*Job*: Can you copy out the data exactly? Leave the images out.

*Rows*:
▼

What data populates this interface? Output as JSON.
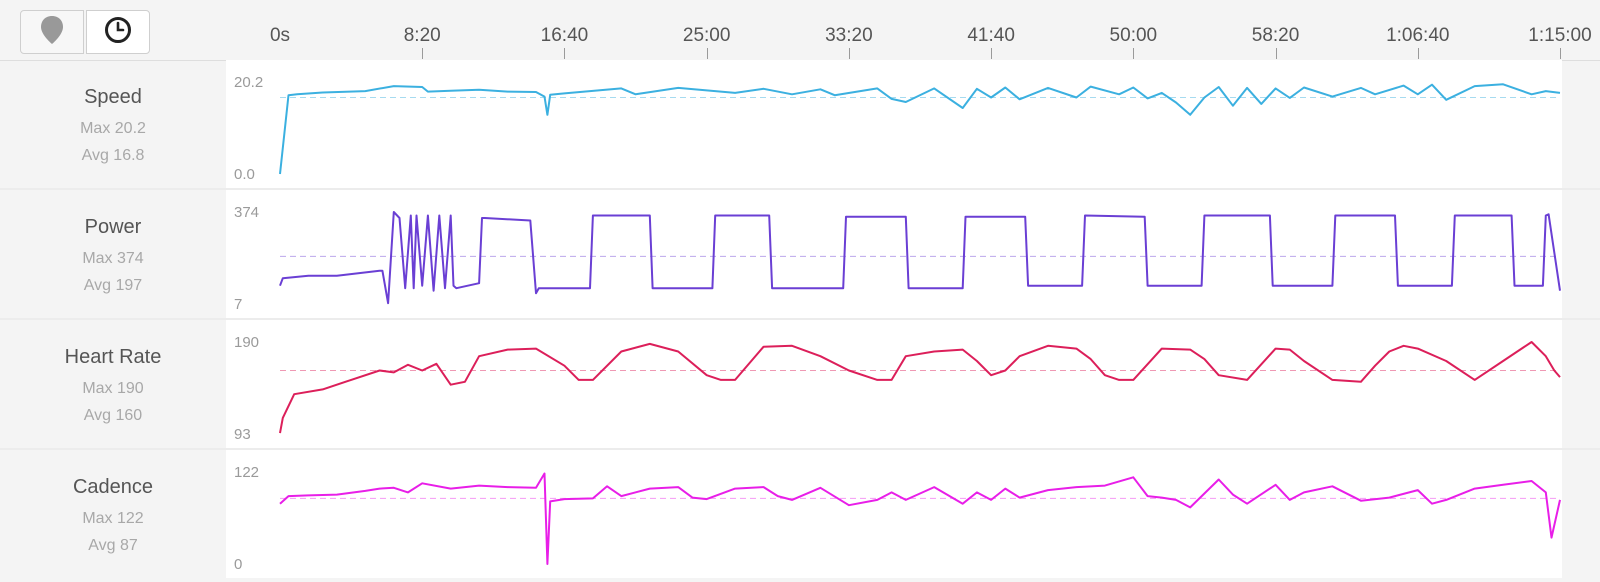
{
  "toolbar": {
    "map_icon": "map-pin-icon",
    "time_icon": "clock-icon"
  },
  "colors": {
    "speed": "#3bb0e0",
    "power": "#6a3fd4",
    "heart_rate": "#dc1f5a",
    "cadence": "#e81ee8"
  },
  "chart_data": [
    {
      "type": "line",
      "title": "Speed",
      "x_tick_labels": [
        "0s",
        "8:20",
        "16:40",
        "25:00",
        "33:20",
        "41:40",
        "50:00",
        "58:20",
        "1:06:40",
        "1:15:00"
      ],
      "x_ticks_sec": [
        0,
        500,
        1000,
        1500,
        2000,
        2500,
        3000,
        3500,
        4000,
        4500
      ],
      "y_tick_labels": [
        "20.2",
        "0.0"
      ],
      "ylim": [
        0,
        20.2
      ],
      "max_label": "Max 20.2",
      "avg_label": "Avg 16.8",
      "avg": 16.8,
      "x": [
        0,
        30,
        60,
        150,
        300,
        400,
        500,
        520,
        600,
        700,
        800,
        900,
        930,
        940,
        950,
        1000,
        1200,
        1250,
        1400,
        1600,
        1700,
        1800,
        1900,
        1950,
        2100,
        2150,
        2200,
        2300,
        2400,
        2450,
        2500,
        2550,
        2600,
        2700,
        2800,
        2850,
        2950,
        3000,
        3050,
        3100,
        3150,
        3200,
        3250,
        3300,
        3350,
        3400,
        3450,
        3500,
        3550,
        3600,
        3700,
        3800,
        3850,
        3950,
        4000,
        4050,
        4100,
        4200,
        4300,
        4400,
        4450,
        4500
      ],
      "y": [
        0,
        17.3,
        17.5,
        17.9,
        18.2,
        19.3,
        19.1,
        18.1,
        18.3,
        18.5,
        18.1,
        18.0,
        17.0,
        13.0,
        17.4,
        17.7,
        18.8,
        17.5,
        18.9,
        17.8,
        18.7,
        17.5,
        18.6,
        17.3,
        18.8,
        16.5,
        15.8,
        18.8,
        14.5,
        18.7,
        16.8,
        19.0,
        16.4,
        18.9,
        16.8,
        19.2,
        17.5,
        19.0,
        16.6,
        17.8,
        15.7,
        13.0,
        16.8,
        19.1,
        15.0,
        18.9,
        15.4,
        18.8,
        16.7,
        19.0,
        17.0,
        18.9,
        17.5,
        19.4,
        17.5,
        19.6,
        16.3,
        19.3,
        19.7,
        17.5,
        18.2,
        17.8
      ]
    },
    {
      "type": "line",
      "title": "Power",
      "y_tick_labels": [
        "374",
        "7"
      ],
      "ylim": [
        7,
        374
      ],
      "max_label": "Max 374",
      "avg_label": "Avg 197",
      "avg": 197,
      "x": [
        0,
        10,
        100,
        200,
        350,
        360,
        380,
        400,
        420,
        440,
        460,
        470,
        480,
        500,
        520,
        540,
        560,
        580,
        600,
        610,
        620,
        700,
        710,
        720,
        880,
        900,
        910,
        1090,
        1100,
        1300,
        1310,
        1520,
        1530,
        1720,
        1730,
        1980,
        1990,
        2200,
        2210,
        2400,
        2410,
        2620,
        2630,
        2820,
        2830,
        3040,
        3050,
        3240,
        3250,
        3480,
        3490,
        3700,
        3710,
        3920,
        3930,
        4120,
        4130,
        4330,
        4340,
        4440,
        4450,
        4460,
        4500
      ],
      "y": [
        80,
        110,
        120,
        120,
        140,
        140,
        10,
        374,
        350,
        70,
        360,
        70,
        360,
        80,
        360,
        60,
        360,
        70,
        360,
        80,
        70,
        90,
        350,
        350,
        340,
        50,
        70,
        70,
        360,
        360,
        70,
        70,
        360,
        360,
        70,
        70,
        355,
        355,
        70,
        70,
        355,
        355,
        80,
        80,
        360,
        355,
        80,
        80,
        360,
        360,
        80,
        80,
        360,
        360,
        80,
        80,
        360,
        360,
        80,
        80,
        360,
        365,
        60
      ]
    },
    {
      "type": "line",
      "title": "Heart Rate",
      "y_tick_labels": [
        "190",
        "93"
      ],
      "ylim": [
        93,
        190
      ],
      "max_label": "Max 190",
      "avg_label": "Avg 160",
      "avg": 160,
      "x": [
        0,
        10,
        50,
        150,
        250,
        350,
        400,
        450,
        500,
        550,
        600,
        650,
        700,
        800,
        900,
        1000,
        1050,
        1100,
        1200,
        1300,
        1400,
        1500,
        1550,
        1600,
        1700,
        1800,
        1900,
        2000,
        2100,
        2150,
        2200,
        2300,
        2400,
        2450,
        2500,
        2550,
        2600,
        2700,
        2800,
        2850,
        2900,
        2950,
        3000,
        3100,
        3200,
        3250,
        3300,
        3400,
        3500,
        3550,
        3600,
        3700,
        3800,
        3850,
        3900,
        3950,
        4000,
        4100,
        4200,
        4300,
        4350,
        4400,
        4450,
        4480,
        4500
      ],
      "y": [
        94,
        110,
        135,
        140,
        150,
        160,
        158,
        166,
        160,
        167,
        145,
        148,
        175,
        182,
        183,
        165,
        150,
        150,
        180,
        188,
        180,
        155,
        150,
        150,
        185,
        186,
        175,
        160,
        150,
        150,
        175,
        180,
        182,
        170,
        155,
        160,
        175,
        186,
        183,
        172,
        155,
        150,
        150,
        183,
        182,
        172,
        155,
        150,
        183,
        182,
        170,
        150,
        148,
        165,
        180,
        186,
        183,
        170,
        150,
        170,
        180,
        190,
        175,
        160,
        153
      ]
    },
    {
      "type": "line",
      "title": "Cadence",
      "y_tick_labels": [
        "122",
        "0"
      ],
      "ylim": [
        0,
        122
      ],
      "max_label": "Max 122",
      "avg_label": "Avg 87",
      "avg": 87,
      "x": [
        0,
        30,
        100,
        200,
        300,
        350,
        400,
        450,
        500,
        600,
        700,
        800,
        900,
        930,
        940,
        950,
        1000,
        1100,
        1150,
        1200,
        1300,
        1400,
        1450,
        1500,
        1600,
        1700,
        1750,
        1800,
        1900,
        2000,
        2100,
        2150,
        2200,
        2300,
        2400,
        2450,
        2500,
        2550,
        2600,
        2700,
        2800,
        2900,
        3000,
        3050,
        3100,
        3150,
        3200,
        3300,
        3350,
        3400,
        3500,
        3550,
        3600,
        3700,
        3800,
        3900,
        4000,
        4050,
        4100,
        4200,
        4300,
        4400,
        4450,
        4470,
        4500
      ],
      "y": [
        80,
        90,
        91,
        92,
        97,
        100,
        101,
        95,
        107,
        100,
        104,
        102,
        101,
        120,
        0,
        83,
        86,
        87,
        103,
        90,
        100,
        102,
        88,
        86,
        100,
        102,
        90,
        85,
        101,
        78,
        85,
        95,
        85,
        102,
        80,
        95,
        85,
        100,
        88,
        98,
        102,
        104,
        115,
        90,
        88,
        85,
        75,
        112,
        92,
        80,
        105,
        85,
        95,
        103,
        84,
        88,
        98,
        80,
        85,
        100,
        105,
        110,
        95,
        35,
        85
      ]
    }
  ]
}
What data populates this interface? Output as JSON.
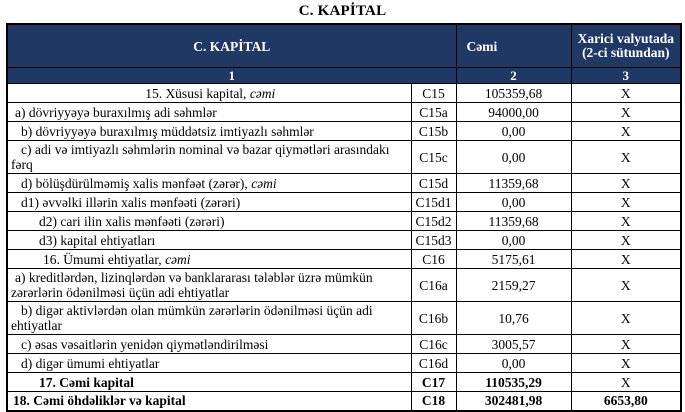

▲

*Final answer*:
What data populates this interface? Output as JSON.
{
  "toolbar": {
    "map_icon": "map-pin-icon",
    "time_icon": "clock-icon"
  },
  "colors": {
    "speed": "#3bb0e0",
    "power": "#6a3fd4",
    "heart_rate": "#dc1f5a",
    "cadence": "#e81ee8"
  },
  "chart_data": [
    {
      "type": "line",
      "title": "Speed",
      "x_tick_labels": [
        "0s",
        "8:20",
        "16:40",
        "25:00",
        "33:20",
        "41:40",
        "50:00",
        "58:20",
        "1:06:40",
        "1:15:00"
      ],
      "x_ticks_sec": [
        0,
        500,
        1000,
        1500,
        2000,
        2500,
        3000,
        3500,
        4000,
        4500
      ],
      "y_tick_labels": [
        "20.2",
        "0.0"
      ],
      "ylim": [
        0,
        20.2
      ],
      "max_label": "Max 20.2",
      "avg_label": "Avg 16.8",
      "avg": 16.8,
      "x": [
        0,
        30,
        60,
        150,
        300,
        400,
        500,
        520,
        600,
        700,
        800,
        900,
        930,
        940,
        950,
        1000,
        1200,
        1250,
        1400,
        1600,
        1700,
        1800,
        1900,
        1950,
        2100,
        2150,
        2200,
        2300,
        2400,
        2450,
        2500,
        2550,
        2600,
        2700,
        2800,
        2850,
        2950,
        3000,
        3050,
        3100,
        3150,
        3200,
        3250,
        3300,
        3350,
        3400,
        3450,
        3500,
        3550,
        3600,
        3700,
        3800,
        3850,
        3950,
        4000,
        4050,
        4100,
        4200,
        4300,
        4400,
        4450,
        4500
      ],
      "y": [
        0,
        17.3,
        17.5,
        17.9,
        18.2,
        19.3,
        19.1,
        18.1,
        18.3,
        18.5,
        18.1,
        18.0,
        17.0,
        13.0,
        17.4,
        17.7,
        18.8,
        17.5,
        18.9,
        17.8,
        18.7,
        17.5,
        18.6,
        17.3,
        18.8,
        16.5,
        15.8,
        18.8,
        14.5,
        18.7,
        16.8,
        19.0,
        16.4,
        18.9,
        16.8,
        19.2,
        17.5,
        19.0,
        16.6,
        17.8,
        15.7,
        13.0,
        16.8,
        19.1,
        15.0,
        18.9,
        15.4,
        18.8,
        16.7,
        19.0,
        17.0,
        18.9,
        17.5,
        19.4,
        17.5,
        19.6,
        16.3,
        19.3,
        19.7,
        17.5,
        18.2,
        17.8
      ]
    },
    {
      "type": "line",
      "title": "Power",
      "y_tick_labels": [
        "374",
        "7"
      ],
      "ylim": [
        7,
        374
      ],
      "max_label": "Max 374",
      "avg_label": "Avg 197",
      "avg": 197,
      "x": [
        0,
        10,
        100,
        200,
        350,
        360,
        380,
        400,
        420,
        440,
        460,
        470,
        480,
        500,
        520,
        540,
        560,
        580,
        600,
        610,
        620,
        700,
        710,
        720,
        880,
        900,
        910,
        1090,
        1100,
        1300,
        1310,
        1520,
        1530,
        1720,
        1730,
        1980,
        1990,
        2200,
        2210,
        2400,
        2410,
        2620,
        2630,
        2820,
        2830,
        3040,
        3050,
        3240,
        3250,
        3480,
        3490,
        3700,
        3710,
        3920,
        3930,
        4120,
        4130,
        4330,
        4340,
        4440,
        4450,
        4460,
        4500
      ],
      "y": [
        80,
        110,
        120,
        120,
        140,
        140,
        10,
        374,
        350,
        70,
        360,
        70,
        360,
        80,
        360,
        60,
        360,
        70,
        360,
        80,
        70,
        90,
        350,
        350,
        340,
        50,
        70,
        70,
        360,
        360,
        70,
        70,
        360,
        360,
        70,
        70,
        355,
        355,
        70,
        70,
        355,
        355,
        80,
        80,
        360,
        355,
        80,
        80,
        360,
        360,
        80,
        80,
        360,
        360,
        80,
        80,
        360,
        360,
        80,
        80,
        360,
        365,
        60
      ]
    },
    {
      "type": "line",
      "title": "Heart Rate",
      "y_tick_labels": [
        "190",
        "93"
      ],
      "ylim": [
        93,
        190
      ],
      "max_label": "Max 190",
      "avg_label": "Avg 160",
      "avg": 160,
      "x": [
        0,
        10,
        50,
        150,
        250,
        350,
        400,
        450,
        500,
        550,
        600,
        650,
        700,
        800,
        900,
        1000,
        1050,
        1100,
        1200,
        1300,
        1400,
        1500,
        1550,
        1600,
        1700,
        1800,
        1900,
        2000,
        2100,
        2150,
        2200,
        2300,
        2400,
        2450,
        2500,
        2550,
        2600,
        2700,
        2800,
        2850,
        2900,
        2950,
        3000,
        3100,
        3200,
        3250,
        3300,
        3400,
        3500,
        3550,
        3600,
        3700,
        3800,
        3850,
        3900,
        3950,
        4000,
        4100,
        4200,
        4300,
        4350,
        4400,
        4450,
        4480,
        4500
      ],
      "y": [
        94,
        110,
        135,
        140,
        150,
        160,
        158,
        166,
        160,
        167,
        145,
        148,
        175,
        182,
        183,
        165,
        150,
        150,
        180,
        188,
        180,
        155,
        150,
        150,
        185,
        186,
        175,
        160,
        150,
        150,
        175,
        180,
        182,
        170,
        155,
        160,
        175,
        186,
        183,
        172,
        155,
        150,
        150,
        183,
        182,
        172,
        155,
        150,
        183,
        182,
        170,
        150,
        148,
        165,
        180,
        186,
        183,
        170,
        150,
        170,
        180,
        190,
        175,
        160,
        153
      ]
    },
    {
      "type": "line",
      "title": "Cadence",
      "y_tick_labels": [
        "122",
        "0"
      ],
      "ylim": [
        0,
        122
      ],
      "max_label": "Max 122",
      "avg_label": "Avg 87",
      "avg": 87,
      "x": [
        0,
        30,
        100,
        200,
        300,
        350,
        400,
        450,
        500,
        600,
        700,
        800,
        900,
        930,
        940,
        950,
        1000,
        1100,
        1150,
        1200,
        1300,
        1400,
        1450,
        1500,
        1600,
        1700,
        1750,
        1800,
        1900,
        2000,
        2100,
        2150,
        2200,
        2300,
        2400,
        2450,
        2500,
        2550,
        2600,
        2700,
        2800,
        2900,
        3000,
        3050,
        3100,
        3150,
        3200,
        3300,
        3350,
        3400,
        3500,
        3550,
        3600,
        3700,
        3800,
        3900,
        4000,
        4050,
        4100,
        4200,
        4300,
        4400,
        4450,
        4470,
        4500
      ],
      "y": [
        80,
        90,
        91,
        92,
        97,
        100,
        101,
        95,
        107,
        100,
        104,
        102,
        101,
        120,
        0,
        83,
        86,
        87,
        103,
        90,
        100,
        102,
        88,
        86,
        100,
        102,
        90,
        85,
        101,
        78,
        85,
        95,
        85,
        102,
        80,
        95,
        85,
        100,
        88,
        98,
        102,
        104,
        115,
        90,
        88,
        85,
        75,
        112,
        92,
        80,
        105,
        85,
        95,
        103,
        84,
        88,
        98,
        80,
        85,
        100,
        105,
        110,
        95,
        35,
        85
      ]
    }
  ]
}
What data populates this interface? Output as JSON.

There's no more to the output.